- [GIVEN INSTRUCTION] From the entries below, copy out every line with "Number" in it.

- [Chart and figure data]
* Start *

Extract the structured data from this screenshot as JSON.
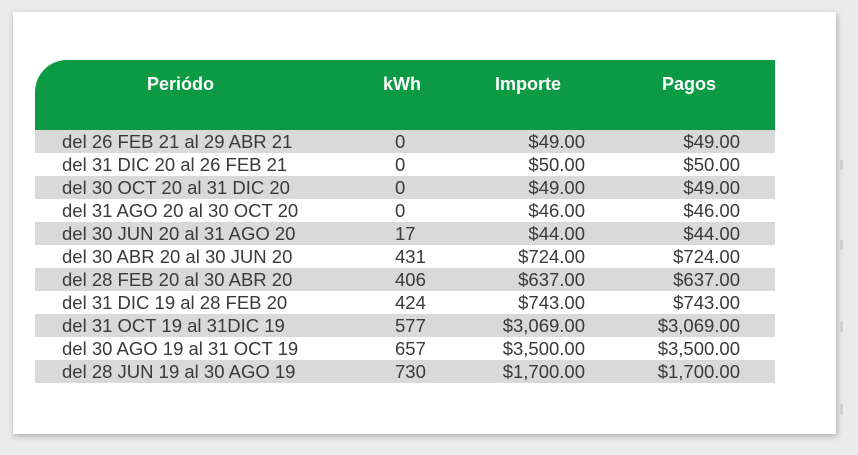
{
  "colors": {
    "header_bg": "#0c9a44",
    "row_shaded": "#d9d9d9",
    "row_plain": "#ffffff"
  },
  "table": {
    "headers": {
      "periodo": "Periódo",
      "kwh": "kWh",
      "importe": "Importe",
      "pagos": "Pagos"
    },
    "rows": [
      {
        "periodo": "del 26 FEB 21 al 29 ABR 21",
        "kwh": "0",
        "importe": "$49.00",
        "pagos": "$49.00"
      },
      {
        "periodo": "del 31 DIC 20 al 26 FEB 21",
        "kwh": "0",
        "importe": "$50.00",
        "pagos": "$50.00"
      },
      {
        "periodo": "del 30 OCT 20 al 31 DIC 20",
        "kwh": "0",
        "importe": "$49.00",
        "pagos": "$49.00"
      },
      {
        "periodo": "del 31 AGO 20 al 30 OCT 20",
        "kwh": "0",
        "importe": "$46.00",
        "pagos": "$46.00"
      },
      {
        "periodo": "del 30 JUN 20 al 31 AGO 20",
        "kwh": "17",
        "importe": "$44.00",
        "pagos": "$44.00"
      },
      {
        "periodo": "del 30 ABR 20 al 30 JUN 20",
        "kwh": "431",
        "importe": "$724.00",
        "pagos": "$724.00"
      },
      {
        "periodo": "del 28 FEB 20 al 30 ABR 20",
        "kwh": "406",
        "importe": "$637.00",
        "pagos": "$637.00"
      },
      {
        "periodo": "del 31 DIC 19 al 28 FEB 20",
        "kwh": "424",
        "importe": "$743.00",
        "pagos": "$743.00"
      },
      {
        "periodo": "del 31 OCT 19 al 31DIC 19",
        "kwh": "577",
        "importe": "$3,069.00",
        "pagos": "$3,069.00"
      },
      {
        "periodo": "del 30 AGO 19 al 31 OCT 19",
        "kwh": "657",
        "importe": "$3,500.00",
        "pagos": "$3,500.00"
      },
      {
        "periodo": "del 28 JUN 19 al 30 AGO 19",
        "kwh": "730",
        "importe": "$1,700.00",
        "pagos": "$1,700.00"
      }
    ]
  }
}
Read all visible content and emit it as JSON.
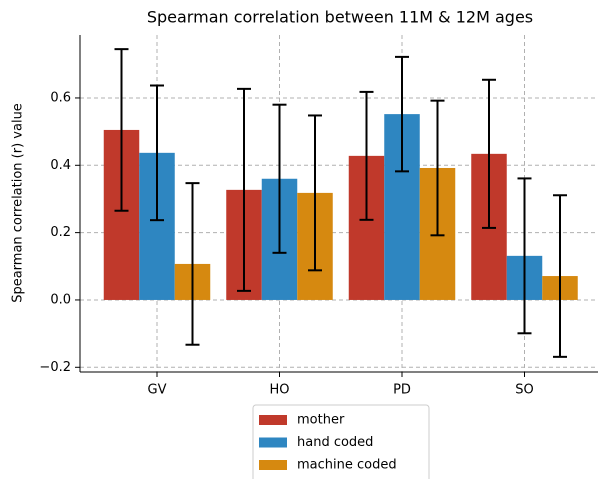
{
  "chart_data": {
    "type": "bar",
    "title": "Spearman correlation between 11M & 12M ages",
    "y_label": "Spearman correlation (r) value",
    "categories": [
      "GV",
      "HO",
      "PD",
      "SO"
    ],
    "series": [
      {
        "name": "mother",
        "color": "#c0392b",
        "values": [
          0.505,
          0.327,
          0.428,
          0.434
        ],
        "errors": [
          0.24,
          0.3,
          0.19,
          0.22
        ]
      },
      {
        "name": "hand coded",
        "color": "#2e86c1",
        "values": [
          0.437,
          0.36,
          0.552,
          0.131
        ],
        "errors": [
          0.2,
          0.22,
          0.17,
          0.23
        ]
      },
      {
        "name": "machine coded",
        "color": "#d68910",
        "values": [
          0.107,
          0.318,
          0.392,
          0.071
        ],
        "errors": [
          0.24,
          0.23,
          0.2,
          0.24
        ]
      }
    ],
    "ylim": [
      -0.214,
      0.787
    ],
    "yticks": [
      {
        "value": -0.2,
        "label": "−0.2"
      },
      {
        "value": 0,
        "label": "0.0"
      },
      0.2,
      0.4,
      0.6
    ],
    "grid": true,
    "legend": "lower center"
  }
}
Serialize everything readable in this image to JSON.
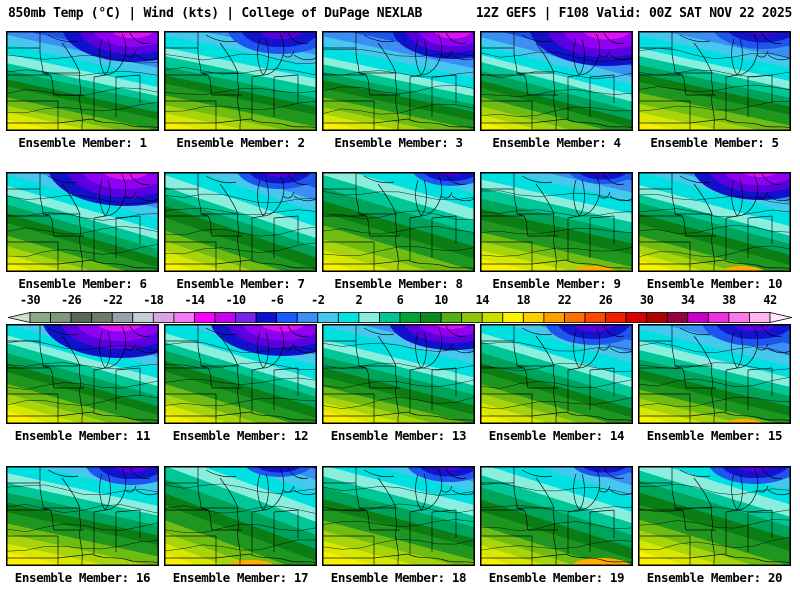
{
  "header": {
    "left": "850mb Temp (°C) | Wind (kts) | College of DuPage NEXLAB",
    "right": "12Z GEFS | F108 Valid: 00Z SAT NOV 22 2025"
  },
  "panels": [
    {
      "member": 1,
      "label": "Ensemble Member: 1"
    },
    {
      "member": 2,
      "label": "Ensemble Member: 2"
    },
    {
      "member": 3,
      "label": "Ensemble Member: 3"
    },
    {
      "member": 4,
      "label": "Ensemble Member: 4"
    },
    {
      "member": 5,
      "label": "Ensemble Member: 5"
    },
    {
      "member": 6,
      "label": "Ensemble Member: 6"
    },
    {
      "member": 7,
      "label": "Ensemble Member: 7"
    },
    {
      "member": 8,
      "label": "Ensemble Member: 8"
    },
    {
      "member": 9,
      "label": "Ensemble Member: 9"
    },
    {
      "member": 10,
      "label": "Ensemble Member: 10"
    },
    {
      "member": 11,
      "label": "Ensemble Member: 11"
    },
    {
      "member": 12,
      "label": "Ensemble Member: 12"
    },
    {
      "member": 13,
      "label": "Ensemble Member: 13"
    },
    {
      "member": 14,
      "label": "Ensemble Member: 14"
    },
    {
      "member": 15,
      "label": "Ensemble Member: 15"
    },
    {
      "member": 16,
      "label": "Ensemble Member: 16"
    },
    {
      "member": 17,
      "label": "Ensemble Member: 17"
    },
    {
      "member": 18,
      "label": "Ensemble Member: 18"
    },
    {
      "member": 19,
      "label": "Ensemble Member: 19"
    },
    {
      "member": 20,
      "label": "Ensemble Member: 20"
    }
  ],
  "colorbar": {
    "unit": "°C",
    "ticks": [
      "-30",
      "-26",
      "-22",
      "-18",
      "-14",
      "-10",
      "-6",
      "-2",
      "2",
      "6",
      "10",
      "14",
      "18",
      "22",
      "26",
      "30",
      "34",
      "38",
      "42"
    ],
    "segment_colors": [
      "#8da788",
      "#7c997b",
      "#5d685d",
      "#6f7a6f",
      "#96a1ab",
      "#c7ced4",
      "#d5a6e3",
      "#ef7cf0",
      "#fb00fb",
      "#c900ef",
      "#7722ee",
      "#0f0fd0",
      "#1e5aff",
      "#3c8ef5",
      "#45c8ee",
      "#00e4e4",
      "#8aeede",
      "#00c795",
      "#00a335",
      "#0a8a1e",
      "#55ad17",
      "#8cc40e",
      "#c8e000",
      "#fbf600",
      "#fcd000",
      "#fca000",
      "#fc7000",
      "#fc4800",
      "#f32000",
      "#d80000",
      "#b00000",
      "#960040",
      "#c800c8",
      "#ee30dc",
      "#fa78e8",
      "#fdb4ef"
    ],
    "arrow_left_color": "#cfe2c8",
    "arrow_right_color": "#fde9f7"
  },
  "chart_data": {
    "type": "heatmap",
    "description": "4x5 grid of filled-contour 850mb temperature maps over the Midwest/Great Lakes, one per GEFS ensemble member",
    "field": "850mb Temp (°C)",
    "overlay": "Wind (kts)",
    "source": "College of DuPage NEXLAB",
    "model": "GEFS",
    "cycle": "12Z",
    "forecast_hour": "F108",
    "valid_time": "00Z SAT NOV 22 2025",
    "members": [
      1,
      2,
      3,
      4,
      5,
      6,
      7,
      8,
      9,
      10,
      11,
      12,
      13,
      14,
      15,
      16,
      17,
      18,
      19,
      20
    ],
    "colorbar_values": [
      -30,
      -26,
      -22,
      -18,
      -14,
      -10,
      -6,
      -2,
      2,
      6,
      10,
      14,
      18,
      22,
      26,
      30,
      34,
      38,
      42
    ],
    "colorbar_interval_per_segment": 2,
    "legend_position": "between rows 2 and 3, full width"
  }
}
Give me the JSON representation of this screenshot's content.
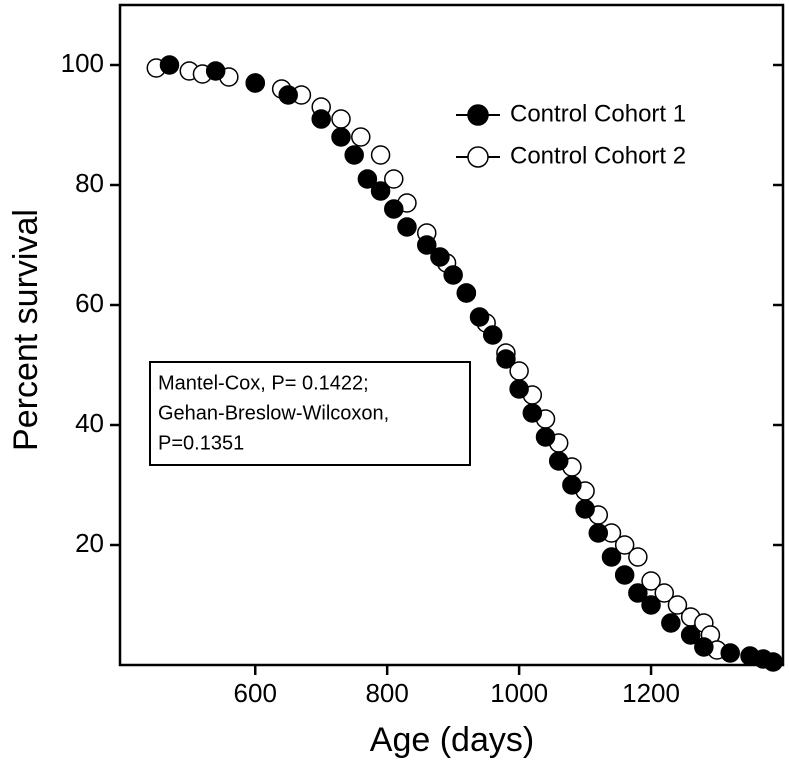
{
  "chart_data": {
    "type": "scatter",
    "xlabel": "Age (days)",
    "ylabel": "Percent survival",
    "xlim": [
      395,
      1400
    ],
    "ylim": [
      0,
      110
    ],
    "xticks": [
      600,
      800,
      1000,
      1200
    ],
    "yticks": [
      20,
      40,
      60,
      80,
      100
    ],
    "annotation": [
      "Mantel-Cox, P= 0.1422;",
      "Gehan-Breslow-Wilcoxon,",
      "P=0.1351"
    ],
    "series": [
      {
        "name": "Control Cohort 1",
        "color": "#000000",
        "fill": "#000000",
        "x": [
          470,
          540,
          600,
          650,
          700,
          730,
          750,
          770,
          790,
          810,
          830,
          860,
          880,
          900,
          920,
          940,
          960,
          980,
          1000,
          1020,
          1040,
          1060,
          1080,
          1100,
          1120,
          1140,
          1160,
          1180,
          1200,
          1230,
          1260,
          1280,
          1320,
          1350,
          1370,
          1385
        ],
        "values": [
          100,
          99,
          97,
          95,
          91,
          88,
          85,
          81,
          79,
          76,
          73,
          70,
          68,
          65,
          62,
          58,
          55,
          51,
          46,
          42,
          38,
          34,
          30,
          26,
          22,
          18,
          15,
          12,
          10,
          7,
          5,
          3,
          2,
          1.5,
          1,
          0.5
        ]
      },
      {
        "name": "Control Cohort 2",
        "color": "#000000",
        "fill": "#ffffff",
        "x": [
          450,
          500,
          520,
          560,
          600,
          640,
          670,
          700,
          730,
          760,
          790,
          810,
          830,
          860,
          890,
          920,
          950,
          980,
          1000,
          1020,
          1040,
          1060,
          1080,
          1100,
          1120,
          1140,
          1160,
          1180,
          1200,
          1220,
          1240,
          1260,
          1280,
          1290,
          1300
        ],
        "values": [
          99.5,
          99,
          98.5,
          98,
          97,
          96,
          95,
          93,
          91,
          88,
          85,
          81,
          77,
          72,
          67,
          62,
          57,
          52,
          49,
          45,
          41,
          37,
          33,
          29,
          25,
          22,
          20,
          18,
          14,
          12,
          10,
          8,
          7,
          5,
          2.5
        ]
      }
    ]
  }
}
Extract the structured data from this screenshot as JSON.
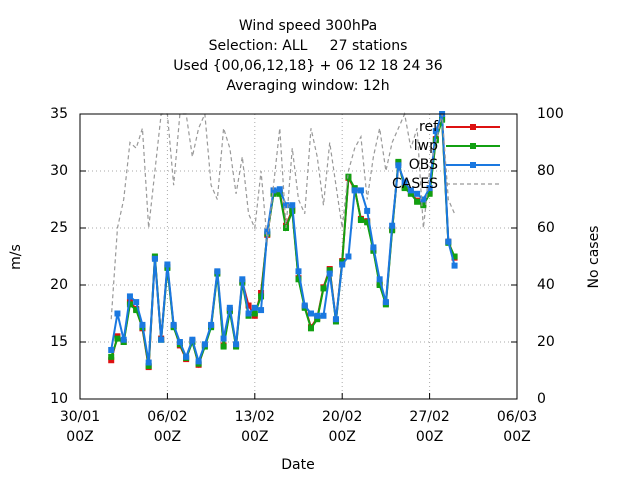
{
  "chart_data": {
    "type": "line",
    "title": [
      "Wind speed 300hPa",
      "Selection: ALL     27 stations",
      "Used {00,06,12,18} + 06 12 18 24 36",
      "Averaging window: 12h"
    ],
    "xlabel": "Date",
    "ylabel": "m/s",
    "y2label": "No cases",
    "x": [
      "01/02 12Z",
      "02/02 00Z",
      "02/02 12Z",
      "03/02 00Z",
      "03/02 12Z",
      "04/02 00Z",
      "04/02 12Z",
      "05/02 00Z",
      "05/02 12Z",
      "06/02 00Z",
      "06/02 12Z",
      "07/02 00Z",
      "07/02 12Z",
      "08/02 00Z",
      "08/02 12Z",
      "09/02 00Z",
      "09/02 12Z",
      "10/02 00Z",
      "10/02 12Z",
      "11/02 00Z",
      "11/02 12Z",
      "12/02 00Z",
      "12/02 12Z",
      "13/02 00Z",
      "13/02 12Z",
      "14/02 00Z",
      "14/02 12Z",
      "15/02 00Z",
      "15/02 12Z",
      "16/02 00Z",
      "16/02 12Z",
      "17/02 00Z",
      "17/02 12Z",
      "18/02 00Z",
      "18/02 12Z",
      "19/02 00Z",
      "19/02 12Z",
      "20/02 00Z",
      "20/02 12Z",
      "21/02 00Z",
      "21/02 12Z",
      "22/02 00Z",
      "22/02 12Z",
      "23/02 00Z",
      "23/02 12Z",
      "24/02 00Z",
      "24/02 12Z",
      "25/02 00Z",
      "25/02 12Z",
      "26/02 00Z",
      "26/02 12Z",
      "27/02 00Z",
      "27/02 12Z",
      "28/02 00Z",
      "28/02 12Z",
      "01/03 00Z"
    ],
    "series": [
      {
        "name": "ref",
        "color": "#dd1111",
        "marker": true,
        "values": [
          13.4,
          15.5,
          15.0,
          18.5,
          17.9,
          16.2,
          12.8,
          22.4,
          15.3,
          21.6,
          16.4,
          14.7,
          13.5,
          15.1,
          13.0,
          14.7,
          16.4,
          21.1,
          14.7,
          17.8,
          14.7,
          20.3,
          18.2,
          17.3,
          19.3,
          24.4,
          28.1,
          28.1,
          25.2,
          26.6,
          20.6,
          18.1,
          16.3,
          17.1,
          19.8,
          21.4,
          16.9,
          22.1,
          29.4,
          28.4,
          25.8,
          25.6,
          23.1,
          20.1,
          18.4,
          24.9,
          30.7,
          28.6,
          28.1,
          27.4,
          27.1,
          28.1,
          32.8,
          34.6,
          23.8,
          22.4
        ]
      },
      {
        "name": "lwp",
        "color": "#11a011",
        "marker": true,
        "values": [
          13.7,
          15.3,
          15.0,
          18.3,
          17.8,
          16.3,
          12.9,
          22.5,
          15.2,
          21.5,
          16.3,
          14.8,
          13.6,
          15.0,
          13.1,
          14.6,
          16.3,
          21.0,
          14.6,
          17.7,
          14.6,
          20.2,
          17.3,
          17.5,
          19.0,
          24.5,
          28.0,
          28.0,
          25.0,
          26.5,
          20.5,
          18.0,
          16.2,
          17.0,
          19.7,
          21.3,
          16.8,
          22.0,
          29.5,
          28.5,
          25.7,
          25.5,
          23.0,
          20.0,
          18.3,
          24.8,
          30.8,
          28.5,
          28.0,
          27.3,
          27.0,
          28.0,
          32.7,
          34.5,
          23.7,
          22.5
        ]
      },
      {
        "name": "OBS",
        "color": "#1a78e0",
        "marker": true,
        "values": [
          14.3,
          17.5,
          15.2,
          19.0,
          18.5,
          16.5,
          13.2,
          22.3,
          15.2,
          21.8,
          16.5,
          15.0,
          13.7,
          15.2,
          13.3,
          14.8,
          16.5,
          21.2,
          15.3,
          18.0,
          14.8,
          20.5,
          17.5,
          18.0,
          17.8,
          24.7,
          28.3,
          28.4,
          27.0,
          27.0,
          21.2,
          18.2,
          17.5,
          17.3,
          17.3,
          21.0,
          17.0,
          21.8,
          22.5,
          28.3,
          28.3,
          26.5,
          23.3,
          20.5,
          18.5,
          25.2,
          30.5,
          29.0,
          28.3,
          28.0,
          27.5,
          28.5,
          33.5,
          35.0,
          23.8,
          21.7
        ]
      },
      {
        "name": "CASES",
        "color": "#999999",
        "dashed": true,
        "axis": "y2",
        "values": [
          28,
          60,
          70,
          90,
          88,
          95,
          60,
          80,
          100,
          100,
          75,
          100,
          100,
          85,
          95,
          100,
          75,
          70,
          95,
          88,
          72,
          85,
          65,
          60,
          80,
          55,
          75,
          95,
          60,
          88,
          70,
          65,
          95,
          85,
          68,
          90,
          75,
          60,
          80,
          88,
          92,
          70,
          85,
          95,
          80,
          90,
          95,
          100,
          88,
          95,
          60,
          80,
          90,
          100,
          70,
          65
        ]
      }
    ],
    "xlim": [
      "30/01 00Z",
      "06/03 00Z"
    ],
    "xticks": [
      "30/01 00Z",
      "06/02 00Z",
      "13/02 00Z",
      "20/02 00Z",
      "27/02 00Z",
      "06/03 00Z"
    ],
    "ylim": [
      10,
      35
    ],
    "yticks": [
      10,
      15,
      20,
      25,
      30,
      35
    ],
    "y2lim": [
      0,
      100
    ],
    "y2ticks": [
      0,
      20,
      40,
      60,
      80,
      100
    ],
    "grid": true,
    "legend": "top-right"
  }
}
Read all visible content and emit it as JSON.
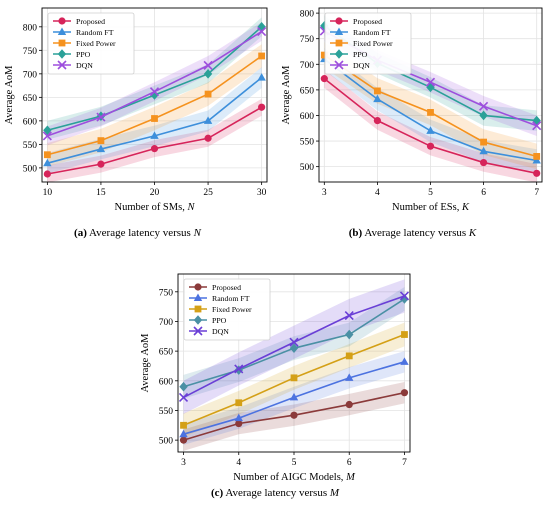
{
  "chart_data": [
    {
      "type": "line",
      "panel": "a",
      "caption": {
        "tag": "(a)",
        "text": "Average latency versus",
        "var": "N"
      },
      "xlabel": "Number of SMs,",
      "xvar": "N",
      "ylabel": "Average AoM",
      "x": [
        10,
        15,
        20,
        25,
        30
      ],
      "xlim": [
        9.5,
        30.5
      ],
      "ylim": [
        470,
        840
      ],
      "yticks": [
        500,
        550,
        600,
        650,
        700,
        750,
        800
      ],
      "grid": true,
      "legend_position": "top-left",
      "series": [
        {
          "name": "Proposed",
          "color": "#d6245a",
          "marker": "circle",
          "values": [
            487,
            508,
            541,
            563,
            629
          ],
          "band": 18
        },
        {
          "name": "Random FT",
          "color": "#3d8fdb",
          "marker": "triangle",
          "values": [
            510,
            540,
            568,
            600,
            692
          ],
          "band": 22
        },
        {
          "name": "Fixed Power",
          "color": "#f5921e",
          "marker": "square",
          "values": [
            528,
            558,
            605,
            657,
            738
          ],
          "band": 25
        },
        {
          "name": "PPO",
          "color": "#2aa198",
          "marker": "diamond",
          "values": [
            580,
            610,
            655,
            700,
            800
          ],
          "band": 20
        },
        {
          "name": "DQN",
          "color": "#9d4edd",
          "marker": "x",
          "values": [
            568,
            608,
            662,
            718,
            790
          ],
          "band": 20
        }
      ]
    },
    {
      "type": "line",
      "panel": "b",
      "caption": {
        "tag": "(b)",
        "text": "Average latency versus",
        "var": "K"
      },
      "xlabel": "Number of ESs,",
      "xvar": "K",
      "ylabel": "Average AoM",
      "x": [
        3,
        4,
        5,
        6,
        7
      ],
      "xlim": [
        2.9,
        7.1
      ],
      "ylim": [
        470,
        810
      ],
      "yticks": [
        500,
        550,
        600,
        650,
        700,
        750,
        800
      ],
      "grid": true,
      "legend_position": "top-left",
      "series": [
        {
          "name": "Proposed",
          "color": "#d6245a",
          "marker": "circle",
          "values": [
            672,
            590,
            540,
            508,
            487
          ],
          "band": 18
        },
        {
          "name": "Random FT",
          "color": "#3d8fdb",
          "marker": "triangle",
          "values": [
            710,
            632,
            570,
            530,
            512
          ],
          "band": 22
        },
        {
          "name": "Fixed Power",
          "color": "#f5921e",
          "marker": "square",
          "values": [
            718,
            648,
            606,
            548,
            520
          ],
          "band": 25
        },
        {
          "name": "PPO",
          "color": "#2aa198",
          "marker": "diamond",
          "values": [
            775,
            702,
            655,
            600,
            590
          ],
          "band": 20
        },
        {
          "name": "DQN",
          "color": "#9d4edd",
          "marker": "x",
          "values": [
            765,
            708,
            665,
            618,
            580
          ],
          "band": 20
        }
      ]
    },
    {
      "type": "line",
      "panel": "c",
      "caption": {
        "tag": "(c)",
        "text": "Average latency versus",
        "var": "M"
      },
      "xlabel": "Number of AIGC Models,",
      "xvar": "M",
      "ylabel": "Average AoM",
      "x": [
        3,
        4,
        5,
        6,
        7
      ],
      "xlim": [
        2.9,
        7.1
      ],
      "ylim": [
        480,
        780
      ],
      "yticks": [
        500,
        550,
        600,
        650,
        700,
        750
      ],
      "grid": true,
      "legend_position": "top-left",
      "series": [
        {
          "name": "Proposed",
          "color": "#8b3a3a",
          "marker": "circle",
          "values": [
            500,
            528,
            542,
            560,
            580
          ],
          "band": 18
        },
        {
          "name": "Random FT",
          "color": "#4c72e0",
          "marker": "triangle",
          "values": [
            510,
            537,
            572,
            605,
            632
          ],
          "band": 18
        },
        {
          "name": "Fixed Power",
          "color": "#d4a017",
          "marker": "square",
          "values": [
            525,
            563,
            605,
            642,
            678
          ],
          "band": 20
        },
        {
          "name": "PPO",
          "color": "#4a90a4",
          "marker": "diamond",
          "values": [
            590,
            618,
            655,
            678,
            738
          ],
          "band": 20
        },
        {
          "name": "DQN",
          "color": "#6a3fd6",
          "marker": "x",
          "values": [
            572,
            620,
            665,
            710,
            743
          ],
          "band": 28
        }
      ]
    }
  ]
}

* End *

- [EXERCISE RESPONSE]
      "xlabel": "Number of SMs,",
      "xlabel": "Number of ESs,",
      "xlabel": "Number of AIGC Models,",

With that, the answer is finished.